━━━ Data

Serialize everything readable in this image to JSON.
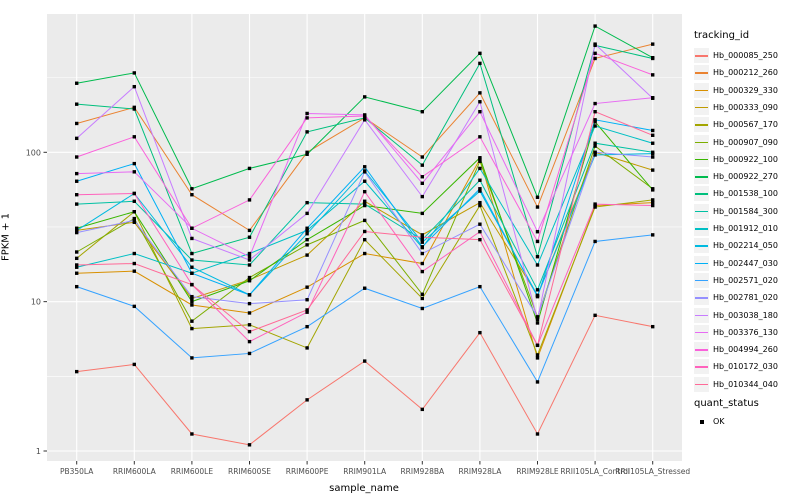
{
  "chart_data": {
    "type": "line",
    "title": "",
    "xlabel": "sample_name",
    "ylabel": "FPKM + 1",
    "x_categories": [
      "PB350LA",
      "RRIM600LA",
      "RRIM600LE",
      "RRIM600SE",
      "RRIM600PE",
      "RRIM901LA",
      "RRIM928BA",
      "RRIM928LA",
      "RRIM928LE",
      "RRII105LA_Control",
      "RRII105LA_Stressed"
    ],
    "y_scale": "log10",
    "y_ticks": [
      1,
      10,
      100
    ],
    "y_minor_ticks": [
      3.162,
      31.62,
      316.2
    ],
    "ylim": [
      0.87,
      830
    ],
    "grid": "major+minor",
    "panel_bg": "#EBEBEB",
    "grid_color": "#FFFFFF",
    "tick_label_color": "#4D4D4D",
    "point_shape": "filled-black-square",
    "legend_position": "right",
    "legend_titles": {
      "color": "tracking_id",
      "shape": "quant_status"
    },
    "quant_status_values": [
      "OK"
    ],
    "series": [
      {
        "name": "Hb_000085_250",
        "color": "#F8766D",
        "values": [
          3.4,
          3.8,
          1.3,
          1.1,
          2.2,
          4,
          1.9,
          6.2,
          1.3,
          8.1,
          6.8
        ]
      },
      {
        "name": "Hb_000212_260",
        "color": "#EA8331",
        "values": [
          156,
          200,
          52,
          30,
          100,
          170,
          93,
          250,
          43,
          425,
          530
        ]
      },
      {
        "name": "Hb_000329_330",
        "color": "#D89000",
        "values": [
          15.5,
          16,
          9.5,
          8.4,
          12.5,
          21,
          18,
          90,
          4.2,
          44,
          46
        ]
      },
      {
        "name": "Hb_000333_090",
        "color": "#C09B00",
        "values": [
          30,
          34,
          10.5,
          14,
          20.5,
          47,
          28,
          46,
          11,
          100,
          76
        ]
      },
      {
        "name": "Hb_000567_170",
        "color": "#A3A500",
        "values": [
          19.5,
          40,
          6.6,
          7,
          4.9,
          26,
          10.5,
          44,
          4.4,
          43,
          48
        ]
      },
      {
        "name": "Hb_000907_090",
        "color": "#7CAE00",
        "values": [
          21.5,
          36,
          7.4,
          14.5,
          24,
          35,
          11.2,
          87,
          7.9,
          110,
          57
        ]
      },
      {
        "name": "Hb_000922_100",
        "color": "#39B600",
        "values": [
          31,
          40,
          10,
          13.8,
          26,
          44,
          39,
          92,
          7.2,
          160,
          56
        ]
      },
      {
        "name": "Hb_000922_270",
        "color": "#00BB4E",
        "values": [
          290,
          340,
          57,
          78,
          97,
          235,
          187,
          460,
          50,
          700,
          430
        ]
      },
      {
        "name": "Hb_001538_100",
        "color": "#00BF7D",
        "values": [
          210,
          195,
          21,
          27,
          137,
          170,
          82,
          394,
          20,
          520,
          425
        ]
      },
      {
        "name": "Hb_001584_300",
        "color": "#00C1A3",
        "values": [
          45,
          47,
          19,
          17.6,
          46,
          45,
          26,
          65,
          12,
          115,
          100
        ]
      },
      {
        "name": "Hb_001912_010",
        "color": "#00BFC4",
        "values": [
          17,
          21,
          15.5,
          21,
          30,
          64,
          23,
          78,
          17.6,
          150,
          115
        ]
      },
      {
        "name": "Hb_002214_050",
        "color": "#00BAE0",
        "values": [
          30,
          53,
          17,
          11.1,
          28.5,
          75,
          25,
          55,
          11,
          96,
          98
        ]
      },
      {
        "name": "Hb_002447_030",
        "color": "#00B0F6",
        "values": [
          64,
          84,
          15.5,
          11.1,
          31,
          80,
          23.3,
          57,
          10.8,
          165,
          140
        ]
      },
      {
        "name": "Hb_002571_020",
        "color": "#35A2FF",
        "values": [
          12.6,
          9.3,
          4.2,
          4.5,
          6.8,
          12.3,
          9,
          12.6,
          2.9,
          25.3,
          28
        ]
      },
      {
        "name": "Hb_002781_020",
        "color": "#9590FF",
        "values": [
          29,
          35,
          10.8,
          9.7,
          10.3,
          74,
          21,
          33,
          7.9,
          100,
          93
        ]
      },
      {
        "name": "Hb_003038_180",
        "color": "#C77CFF",
        "values": [
          124,
          275,
          26.5,
          19,
          39,
          165,
          50.5,
          218,
          7.6,
          530,
          230
        ]
      },
      {
        "name": "Hb_003376_130",
        "color": "#E76BF3",
        "values": [
          72,
          74,
          31,
          20,
          182,
          178,
          62,
          187,
          29.4,
          212,
          232
        ]
      },
      {
        "name": "Hb_004994_260",
        "color": "#FA62DB",
        "values": [
          93,
          127,
          31,
          48,
          170,
          175,
          68.6,
          127,
          25.3,
          460,
          330
        ]
      },
      {
        "name": "Hb_010172_030",
        "color": "#FF62BC",
        "values": [
          52,
          53,
          13,
          5.4,
          8.5,
          54.5,
          15.9,
          29.4,
          5.1,
          45,
          44
        ]
      },
      {
        "name": "Hb_010344_040",
        "color": "#FF6A98",
        "values": [
          17.6,
          18,
          13,
          6.3,
          8.8,
          29.5,
          27,
          26,
          5.1,
          187,
          130
        ]
      }
    ]
  }
}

━━━━━━

▸ What to produce
Your task is to set down the records shown above exactly, minus any pictures.

▸ Final result
Serialize everything readable in this image to JSON.
{
  "chart_data": {
    "type": "line",
    "title": "",
    "xlabel": "sample_name",
    "ylabel": "FPKM + 1",
    "x_categories": [
      "PB350LA",
      "RRIM600LA",
      "RRIM600LE",
      "RRIM600SE",
      "RRIM600PE",
      "RRIM901LA",
      "RRIM928BA",
      "RRIM928LA",
      "RRIM928LE",
      "RRII105LA_Control",
      "RRII105LA_Stressed"
    ],
    "y_scale": "log10",
    "y_ticks": [
      1,
      10,
      100
    ],
    "y_minor_ticks": [
      3.162,
      31.62,
      316.2
    ],
    "ylim": [
      0.87,
      830
    ],
    "grid": "major+minor",
    "panel_bg": "#EBEBEB",
    "grid_color": "#FFFFFF",
    "tick_label_color": "#4D4D4D",
    "point_shape": "filled-black-square",
    "legend_position": "right",
    "legend_titles": {
      "color": "tracking_id",
      "shape": "quant_status"
    },
    "quant_status_values": [
      "OK"
    ],
    "series": [
      {
        "name": "Hb_000085_250",
        "color": "#F8766D",
        "values": [
          3.4,
          3.8,
          1.3,
          1.1,
          2.2,
          4,
          1.9,
          6.2,
          1.3,
          8.1,
          6.8
        ]
      },
      {
        "name": "Hb_000212_260",
        "color": "#EA8331",
        "values": [
          156,
          200,
          52,
          30,
          100,
          170,
          93,
          250,
          43,
          425,
          530
        ]
      },
      {
        "name": "Hb_000329_330",
        "color": "#D89000",
        "values": [
          15.5,
          16,
          9.5,
          8.4,
          12.5,
          21,
          18,
          90,
          4.2,
          44,
          46
        ]
      },
      {
        "name": "Hb_000333_090",
        "color": "#C09B00",
        "values": [
          30,
          34,
          10.5,
          14,
          20.5,
          47,
          28,
          46,
          11,
          100,
          76
        ]
      },
      {
        "name": "Hb_000567_170",
        "color": "#A3A500",
        "values": [
          19.5,
          40,
          6.6,
          7,
          4.9,
          26,
          10.5,
          44,
          4.4,
          43,
          48
        ]
      },
      {
        "name": "Hb_000907_090",
        "color": "#7CAE00",
        "values": [
          21.5,
          36,
          7.4,
          14.5,
          24,
          35,
          11.2,
          87,
          7.9,
          110,
          57
        ]
      },
      {
        "name": "Hb_000922_100",
        "color": "#39B600",
        "values": [
          31,
          40,
          10,
          13.8,
          26,
          44,
          39,
          92,
          7.2,
          160,
          56
        ]
      },
      {
        "name": "Hb_000922_270",
        "color": "#00BB4E",
        "values": [
          290,
          340,
          57,
          78,
          97,
          235,
          187,
          460,
          50,
          700,
          430
        ]
      },
      {
        "name": "Hb_001538_100",
        "color": "#00BF7D",
        "values": [
          210,
          195,
          21,
          27,
          137,
          170,
          82,
          394,
          20,
          520,
          425
        ]
      },
      {
        "name": "Hb_001584_300",
        "color": "#00C1A3",
        "values": [
          45,
          47,
          19,
          17.6,
          46,
          45,
          26,
          65,
          12,
          115,
          100
        ]
      },
      {
        "name": "Hb_001912_010",
        "color": "#00BFC4",
        "values": [
          17,
          21,
          15.5,
          21,
          30,
          64,
          23,
          78,
          17.6,
          150,
          115
        ]
      },
      {
        "name": "Hb_002214_050",
        "color": "#00BAE0",
        "values": [
          30,
          53,
          17,
          11.1,
          28.5,
          75,
          25,
          55,
          11,
          96,
          98
        ]
      },
      {
        "name": "Hb_002447_030",
        "color": "#00B0F6",
        "values": [
          64,
          84,
          15.5,
          11.1,
          31,
          80,
          23.3,
          57,
          10.8,
          165,
          140
        ]
      },
      {
        "name": "Hb_002571_020",
        "color": "#35A2FF",
        "values": [
          12.6,
          9.3,
          4.2,
          4.5,
          6.8,
          12.3,
          9,
          12.6,
          2.9,
          25.3,
          28
        ]
      },
      {
        "name": "Hb_002781_020",
        "color": "#9590FF",
        "values": [
          29,
          35,
          10.8,
          9.7,
          10.3,
          74,
          21,
          33,
          7.9,
          100,
          93
        ]
      },
      {
        "name": "Hb_003038_180",
        "color": "#C77CFF",
        "values": [
          124,
          275,
          26.5,
          19,
          39,
          165,
          50.5,
          218,
          7.6,
          530,
          230
        ]
      },
      {
        "name": "Hb_003376_130",
        "color": "#E76BF3",
        "values": [
          72,
          74,
          31,
          20,
          182,
          178,
          62,
          187,
          29.4,
          212,
          232
        ]
      },
      {
        "name": "Hb_004994_260",
        "color": "#FA62DB",
        "values": [
          93,
          127,
          31,
          48,
          170,
          175,
          68.6,
          127,
          25.3,
          460,
          330
        ]
      },
      {
        "name": "Hb_010172_030",
        "color": "#FF62BC",
        "values": [
          52,
          53,
          13,
          5.4,
          8.5,
          54.5,
          15.9,
          29.4,
          5.1,
          45,
          44
        ]
      },
      {
        "name": "Hb_010344_040",
        "color": "#FF6A98",
        "values": [
          17.6,
          18,
          13,
          6.3,
          8.8,
          29.5,
          27,
          26,
          5.1,
          187,
          130
        ]
      }
    ]
  }
}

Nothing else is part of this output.